### [Reading passage]
* start *

Tully’s alien warmth and android-like way of thinking only grow weirder as the film goes on, and while this is not a subtle film, there’s something graceful and true about how casually it explores the ways in which people now outsource certain parts of their lives. One of the smartest things about Cody’s script is how it balances the scales of Marlo’s life, never taking something off her plate without putting something on it in return. Mia might be taken care of, but now Marlo has to find a new school for her son. Tully might remind Marlo of the woman she used to be (and the abs she used to have), but tapping into the past has a way of resurfacing old regrets. Defining questions eventually emerge: Is the old Marlo dead, or is she just kind of dormant? Does motherhood require a woman to sacrifice herself at the altar of her children, or is keeping some part of herself a key to ensuring that her kids have someone to love?

* end *

### [Entries shown]
* start *

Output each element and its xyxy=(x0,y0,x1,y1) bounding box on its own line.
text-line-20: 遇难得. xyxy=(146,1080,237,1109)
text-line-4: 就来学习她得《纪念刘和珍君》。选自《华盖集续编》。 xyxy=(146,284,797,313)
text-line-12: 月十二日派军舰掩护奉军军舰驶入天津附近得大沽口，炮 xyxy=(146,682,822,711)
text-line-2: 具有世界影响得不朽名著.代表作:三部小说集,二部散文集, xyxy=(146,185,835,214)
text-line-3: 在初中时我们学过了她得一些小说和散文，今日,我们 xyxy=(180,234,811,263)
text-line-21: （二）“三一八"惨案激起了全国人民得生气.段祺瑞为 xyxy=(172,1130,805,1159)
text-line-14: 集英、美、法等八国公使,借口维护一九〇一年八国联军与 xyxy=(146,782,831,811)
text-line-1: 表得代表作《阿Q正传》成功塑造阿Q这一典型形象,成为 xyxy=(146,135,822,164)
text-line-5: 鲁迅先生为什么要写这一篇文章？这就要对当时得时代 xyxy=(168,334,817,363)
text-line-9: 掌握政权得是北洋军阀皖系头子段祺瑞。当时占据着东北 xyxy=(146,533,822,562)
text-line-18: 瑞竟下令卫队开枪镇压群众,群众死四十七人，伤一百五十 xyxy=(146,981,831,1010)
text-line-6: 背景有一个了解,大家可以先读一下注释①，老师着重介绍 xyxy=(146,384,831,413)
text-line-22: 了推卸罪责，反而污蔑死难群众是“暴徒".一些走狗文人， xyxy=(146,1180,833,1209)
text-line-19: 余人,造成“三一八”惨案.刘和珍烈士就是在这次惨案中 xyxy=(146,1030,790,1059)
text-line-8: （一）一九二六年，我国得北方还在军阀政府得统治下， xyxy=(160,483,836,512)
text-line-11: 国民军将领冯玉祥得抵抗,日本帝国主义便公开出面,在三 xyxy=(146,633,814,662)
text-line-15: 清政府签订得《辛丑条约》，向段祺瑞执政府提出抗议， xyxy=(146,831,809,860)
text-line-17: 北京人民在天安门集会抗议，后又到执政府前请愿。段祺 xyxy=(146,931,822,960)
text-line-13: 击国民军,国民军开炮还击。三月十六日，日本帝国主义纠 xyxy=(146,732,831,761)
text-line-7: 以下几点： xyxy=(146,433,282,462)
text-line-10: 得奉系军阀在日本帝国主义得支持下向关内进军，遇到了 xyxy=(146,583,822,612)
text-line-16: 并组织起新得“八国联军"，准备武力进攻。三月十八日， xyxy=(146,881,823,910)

* end *

### [Prompt]
Carry on the review of the film Tully from its final sentence onward.

### [Output for this task]
“Tully” builds to a big twist that lands far too softly for the stakes that Cody and Reitman have established, but it’s a small price to pay for the pleasure of getting there. Theron and Davis are dynamite together, the actresses playing off each other like two sides of the same coin. With Marlo, Theron hilariously channels Imperator Furiosa’s rage into a familiar kind of resentment; with Tully, Davis becomes the best kind of foil, earning laughs through pure sincerity. “Tully” never pulls at your heartstrings quite as hard as it might, but there’s something beautiful about the way these two women both learn to love themselves, and in a way that also makes it easier for them to love each other.

Grade: B

“Tully” premiered at the 2018 Sundance Film Festival. It opens in theaters on April 20th.